DO THIS: Each line that follows is to be retyped exactly.

(Dataset entries)
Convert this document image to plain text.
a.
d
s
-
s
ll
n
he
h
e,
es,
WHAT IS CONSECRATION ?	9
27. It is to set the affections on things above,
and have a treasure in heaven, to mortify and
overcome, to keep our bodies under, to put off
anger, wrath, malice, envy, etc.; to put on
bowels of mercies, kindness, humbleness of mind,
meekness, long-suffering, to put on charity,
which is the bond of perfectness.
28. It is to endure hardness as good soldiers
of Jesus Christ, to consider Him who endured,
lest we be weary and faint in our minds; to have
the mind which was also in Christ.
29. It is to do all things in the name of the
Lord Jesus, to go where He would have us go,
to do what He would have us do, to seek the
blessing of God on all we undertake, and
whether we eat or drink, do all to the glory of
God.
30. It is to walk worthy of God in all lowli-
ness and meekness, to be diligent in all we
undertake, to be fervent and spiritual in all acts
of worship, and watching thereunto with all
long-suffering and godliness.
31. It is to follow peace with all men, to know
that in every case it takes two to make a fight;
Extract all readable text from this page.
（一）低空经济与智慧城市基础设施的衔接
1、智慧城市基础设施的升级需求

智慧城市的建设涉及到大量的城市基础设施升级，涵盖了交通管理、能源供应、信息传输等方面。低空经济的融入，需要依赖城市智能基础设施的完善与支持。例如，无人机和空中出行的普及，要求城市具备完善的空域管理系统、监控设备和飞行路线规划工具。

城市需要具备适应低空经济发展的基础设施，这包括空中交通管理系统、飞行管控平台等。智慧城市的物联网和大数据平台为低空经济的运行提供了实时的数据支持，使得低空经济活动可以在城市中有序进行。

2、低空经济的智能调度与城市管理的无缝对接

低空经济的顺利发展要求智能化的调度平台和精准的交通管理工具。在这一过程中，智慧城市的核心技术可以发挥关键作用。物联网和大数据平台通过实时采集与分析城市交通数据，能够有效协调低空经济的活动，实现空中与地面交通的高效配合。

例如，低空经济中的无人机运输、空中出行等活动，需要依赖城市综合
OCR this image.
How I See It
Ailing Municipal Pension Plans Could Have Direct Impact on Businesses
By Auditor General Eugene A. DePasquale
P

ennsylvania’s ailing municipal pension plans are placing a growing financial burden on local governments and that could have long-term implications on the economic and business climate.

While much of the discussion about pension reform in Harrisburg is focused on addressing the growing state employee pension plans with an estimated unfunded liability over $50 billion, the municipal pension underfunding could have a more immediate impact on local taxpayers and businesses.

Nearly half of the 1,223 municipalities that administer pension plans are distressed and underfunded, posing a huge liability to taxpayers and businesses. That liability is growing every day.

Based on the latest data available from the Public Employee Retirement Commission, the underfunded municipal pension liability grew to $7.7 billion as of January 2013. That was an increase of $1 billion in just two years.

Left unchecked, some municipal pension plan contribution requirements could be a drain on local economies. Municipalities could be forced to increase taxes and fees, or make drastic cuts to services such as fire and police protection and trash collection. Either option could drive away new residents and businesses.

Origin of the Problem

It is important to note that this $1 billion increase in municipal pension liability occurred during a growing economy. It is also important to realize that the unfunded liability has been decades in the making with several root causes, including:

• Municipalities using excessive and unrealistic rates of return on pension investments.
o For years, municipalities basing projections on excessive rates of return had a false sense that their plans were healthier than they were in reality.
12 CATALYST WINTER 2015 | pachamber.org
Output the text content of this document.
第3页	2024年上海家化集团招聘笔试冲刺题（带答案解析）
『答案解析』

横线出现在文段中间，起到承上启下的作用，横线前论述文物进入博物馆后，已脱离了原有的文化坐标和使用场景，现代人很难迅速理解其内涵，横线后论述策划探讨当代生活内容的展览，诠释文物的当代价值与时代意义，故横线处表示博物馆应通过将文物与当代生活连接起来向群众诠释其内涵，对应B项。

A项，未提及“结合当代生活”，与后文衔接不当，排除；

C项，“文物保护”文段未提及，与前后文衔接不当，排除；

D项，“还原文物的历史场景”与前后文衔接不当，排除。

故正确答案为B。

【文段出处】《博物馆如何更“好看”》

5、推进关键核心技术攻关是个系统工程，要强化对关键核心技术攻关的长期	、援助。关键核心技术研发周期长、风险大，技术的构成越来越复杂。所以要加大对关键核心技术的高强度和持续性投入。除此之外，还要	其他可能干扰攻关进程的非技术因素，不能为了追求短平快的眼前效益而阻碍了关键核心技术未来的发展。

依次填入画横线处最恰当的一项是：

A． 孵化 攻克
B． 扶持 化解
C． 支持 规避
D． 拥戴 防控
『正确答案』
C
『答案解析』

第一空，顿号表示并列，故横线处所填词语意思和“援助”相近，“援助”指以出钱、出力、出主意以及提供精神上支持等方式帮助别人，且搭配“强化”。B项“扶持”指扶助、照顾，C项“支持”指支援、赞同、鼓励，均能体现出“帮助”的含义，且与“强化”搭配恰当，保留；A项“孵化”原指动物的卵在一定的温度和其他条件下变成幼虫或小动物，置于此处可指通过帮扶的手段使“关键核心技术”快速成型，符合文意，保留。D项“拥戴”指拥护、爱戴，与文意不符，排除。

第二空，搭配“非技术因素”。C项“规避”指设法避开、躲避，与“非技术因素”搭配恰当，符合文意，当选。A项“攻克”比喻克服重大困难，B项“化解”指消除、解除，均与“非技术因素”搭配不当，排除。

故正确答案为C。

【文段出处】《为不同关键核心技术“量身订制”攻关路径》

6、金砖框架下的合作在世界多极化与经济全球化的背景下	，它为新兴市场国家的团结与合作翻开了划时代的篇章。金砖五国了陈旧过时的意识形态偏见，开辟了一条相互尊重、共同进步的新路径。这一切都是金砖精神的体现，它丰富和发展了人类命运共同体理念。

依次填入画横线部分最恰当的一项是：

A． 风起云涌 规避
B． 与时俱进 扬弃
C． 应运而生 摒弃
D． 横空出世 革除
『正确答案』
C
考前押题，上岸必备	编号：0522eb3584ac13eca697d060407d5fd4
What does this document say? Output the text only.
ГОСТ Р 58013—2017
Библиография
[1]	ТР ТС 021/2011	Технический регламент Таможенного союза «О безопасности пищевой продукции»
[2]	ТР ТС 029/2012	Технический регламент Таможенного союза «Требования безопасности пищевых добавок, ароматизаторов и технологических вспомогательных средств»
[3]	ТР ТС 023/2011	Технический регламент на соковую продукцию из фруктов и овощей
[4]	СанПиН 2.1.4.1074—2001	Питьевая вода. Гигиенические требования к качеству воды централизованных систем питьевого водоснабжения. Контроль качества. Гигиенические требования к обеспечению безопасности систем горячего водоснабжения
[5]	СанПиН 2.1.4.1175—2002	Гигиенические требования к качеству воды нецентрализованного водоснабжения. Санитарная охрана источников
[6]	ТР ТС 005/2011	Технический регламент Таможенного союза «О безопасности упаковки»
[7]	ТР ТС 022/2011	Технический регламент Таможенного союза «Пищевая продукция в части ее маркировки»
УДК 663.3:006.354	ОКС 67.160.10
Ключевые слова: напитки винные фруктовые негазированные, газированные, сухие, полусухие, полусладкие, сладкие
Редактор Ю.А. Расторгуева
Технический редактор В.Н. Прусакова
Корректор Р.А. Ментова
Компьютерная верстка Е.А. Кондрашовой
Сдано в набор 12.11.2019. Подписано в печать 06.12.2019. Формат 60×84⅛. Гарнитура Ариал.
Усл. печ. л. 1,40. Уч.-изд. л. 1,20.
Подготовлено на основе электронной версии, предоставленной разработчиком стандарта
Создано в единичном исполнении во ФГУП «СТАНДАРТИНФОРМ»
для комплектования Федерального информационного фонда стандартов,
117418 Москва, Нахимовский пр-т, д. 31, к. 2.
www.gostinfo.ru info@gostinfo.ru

COMPLETE RESPONSE:
Convert this document image to plain text.
a.
d
s
-
s
ll
n
he
h
e,
es,
WHAT IS CONSECRATION ?	9
27. It is to set the affections on things above,
and have a treasure in heaven, to mortify and
overcome, to keep our bodies under, to put off
anger, wrath, malice, envy, etc.; to put on
bowels of mercies, kindness, humbleness of mind,
meekness, long-suffering, to put on charity,
which is the bond of perfectness.
28. It is to endure hardness as good soldiers
of Jesus Christ, to consider Him who endured,
lest we be weary and faint in our minds; to have
the mind which was also in Christ.
29. It is to do all things in the name of the
Lord Jesus, to go where He would have us go,
to do what He would have us do, to seek the
blessing of God on all we undertake, and
whether we eat or drink, do all to the glory of
God.
30. It is to walk worthy of God in all lowli-
ness and meekness, to be diligent in all we
undertake, to be fervent and spiritual in all acts
of worship, and watching thereunto with all
long-suffering and godliness.
31. It is to follow peace with all men, to know
that in every case it takes two to make a fight;
Extract all readable text from this page.
（一）低空经济与智慧城市基础设施的衔接
1、智慧城市基础设施的升级需求

智慧城市的建设涉及到大量的城市基础设施升级，涵盖了交通管理、能源供应、信息传输等方面。低空经济的融入，需要依赖城市智能基础设施的完善与支持。例如，无人机和空中出行的普及，要求城市具备完善的空域管理系统、监控设备和飞行路线规划工具。

城市需要具备适应低空经济发展的基础设施，这包括空中交通管理系统、飞行管控平台等。智慧城市的物联网和大数据平台为低空经济的运行提供了实时的数据支持，使得低空经济活动可以在城市中有序进行。

2、低空经济的智能调度与城市管理的无缝对接

低空经济的顺利发展要求智能化的调度平台和精准的交通管理工具。在这一过程中，智慧城市的核心技术可以发挥关键作用。物联网和大数据平台通过实时采集与分析城市交通数据，能够有效协调低空经济的活动，实现空中与地面交通的高效配合。

例如，低空经济中的无人机运输、空中出行等活动，需要依赖城市综合
OCR this image.
How I See It
Ailing Municipal Pension Plans Could Have Direct Impact on Businesses
By Auditor General Eugene A. DePasquale
P

ennsylvania’s ailing municipal pension plans are placing a growing financial burden on local governments and that could have long-term implications on the economic and business climate.

While much of the discussion about pension reform in Harrisburg is focused on addressing the growing state employee pension plans with an estimated unfunded liability over $50 billion, the municipal pension underfunding could have a more immediate impact on local taxpayers and businesses.

Nearly half of the 1,223 municipalities that administer pension plans are distressed and underfunded, posing a huge liability to taxpayers and businesses. That liability is growing every day.

Based on the latest data available from the Public Employee Retirement Commission, the underfunded municipal pension liability grew to $7.7 billion as of January 2013. That was an increase of $1 billion in just two years.

Left unchecked, some municipal pension plan contribution requirements could be a drain on local economies. Municipalities could be forced to increase taxes and fees, or make drastic cuts to services such as fire and police protection and trash collection. Either option could drive away new residents and businesses.

Origin of the Problem

It is important to note that this $1 billion increase in municipal pension liability occurred during a growing economy. It is also important to realize that the unfunded liability has been decades in the making with several root causes, including:

• Municipalities using excessive and unrealistic rates of return on pension investments.
o For years, municipalities basing projections on excessive rates of return had a false sense that their plans were healthier than they were in reality.
12 CATALYST WINTER 2015 | pachamber.org
Output the text content of this document.
第3页	2024年上海家化集团招聘笔试冲刺题（带答案解析）
『答案解析』

横线出现在文段中间，起到承上启下的作用，横线前论述文物进入博物馆后，已脱离了原有的文化坐标和使用场景，现代人很难迅速理解其内涵，横线后论述策划探讨当代生活内容的展览，诠释文物的当代价值与时代意义，故横线处表示博物馆应通过将文物与当代生活连接起来向群众诠释其内涵，对应B项。

A项，未提及“结合当代生活”，与后文衔接不当，排除；

C项，“文物保护”文段未提及，与前后文衔接不当，排除；

D项，“还原文物的历史场景”与前后文衔接不当，排除。

故正确答案为B。

【文段出处】《博物馆如何更“好看”》

5、推进关键核心技术攻关是个系统工程，要强化对关键核心技术攻关的长期	、援助。关键核心技术研发周期长、风险大，技术的构成越来越复杂。所以要加大对关键核心技术的高强度和持续性投入。除此之外，还要	其他可能干扰攻关进程的非技术因素，不能为了追求短平快的眼前效益而阻碍了关键核心技术未来的发展。

依次填入画横线处最恰当的一项是：

A． 孵化 攻克
B． 扶持 化解
C． 支持 规避
D． 拥戴 防控
『正确答案』
C
『答案解析』

第一空，顿号表示并列，故横线处所填词语意思和“援助”相近，“援助”指以出钱、出力、出主意以及提供精神上支持等方式帮助别人，且搭配“强化”。B项“扶持”指扶助、照顾，C项“支持”指支援、赞同、鼓励，均能体现出“帮助”的含义，且与“强化”搭配恰当，保留；A项“孵化”原指动物的卵在一定的温度和其他条件下变成幼虫或小动物，置于此处可指通过帮扶的手段使“关键核心技术”快速成型，符合文意，保留。D项“拥戴”指拥护、爱戴，与文意不符，排除。

第二空，搭配“非技术因素”。C项“规避”指设法避开、躲避，与“非技术因素”搭配恰当，符合文意，当选。A项“攻克”比喻克服重大困难，B项“化解”指消除、解除，均与“非技术因素”搭配不当，排除。

故正确答案为C。

【文段出处】《为不同关键核心技术“量身订制”攻关路径》

6、金砖框架下的合作在世界多极化与经济全球化的背景下	，它为新兴市场国家的团结与合作翻开了划时代的篇章。金砖五国了陈旧过时的意识形态偏见，开辟了一条相互尊重、共同进步的新路径。这一切都是金砖精神的体现，它丰富和发展了人类命运共同体理念。

依次填入画横线部分最恰当的一项是：

A． 风起云涌 规避
B． 与时俱进 扬弃
C． 应运而生 摒弃
D． 横空出世 革除
『正确答案』
C
考前押题，上岸必备	编号：0522eb3584ac13eca697d060407d5fd4
What does this document say? Output the text only.
ГОСТ Р 58013—2017
Библиография
[1]	ТР ТС 021/2011	Технический регламент Таможенного союза «О безопасности пищевой продукции»
[2]	ТР ТС 029/2012	Технический регламент Таможенного союза «Требования безопасности пищевых добавок, ароматизаторов и технологических вспомогательных средств»
[3]	ТР ТС 023/2011	Технический регламент на соковую продукцию из фруктов и овощей
[4]	СанПиН 2.1.4.1074—2001	Питьевая вода. Гигиенические требования к качеству воды централизованных систем питьевого водоснабжения. Контроль качества. Гигиенические требования к обеспечению безопасности систем горячего водоснабжения
[5]	СанПиН 2.1.4.1175—2002	Гигиенические требования к качеству воды нецентрализованного водоснабжения. Санитарная охрана источников
[6]	ТР ТС 005/2011	Технический регламент Таможенного союза «О безопасности упаковки»
[7]	ТР ТС 022/2011	Технический регламент Таможенного союза «Пищевая продукция в части ее маркировки»
УДК 663.3:006.354	ОКС 67.160.10
Ключевые слова: напитки винные фруктовые негазированные, газированные, сухие, полусухие, полусладкие, сладкие
Редактор Ю.А. Расторгуева
Технический редактор В.Н. Прусакова
Корректор Р.А. Ментова
Компьютерная верстка Е.А. Кондрашовой
Сдано в набор 12.11.2019. Подписано в печать 06.12.2019. Формат 60×84⅛. Гарнитура Ариал.
Усл. печ. л. 1,40. Уч.-изд. л. 1,20.
Подготовлено на основе электронной версии, предоставленной разработчиком стандарта
Создано в единичном исполнении во ФГУП «СТАНДАРТИНФОРМ»
для комплектования Федерального информационного фонда стандартов,
117418 Москва, Нахимовский пр-т, д. 31, к. 2.
www.gostinfo.ru info@gostinfo.ru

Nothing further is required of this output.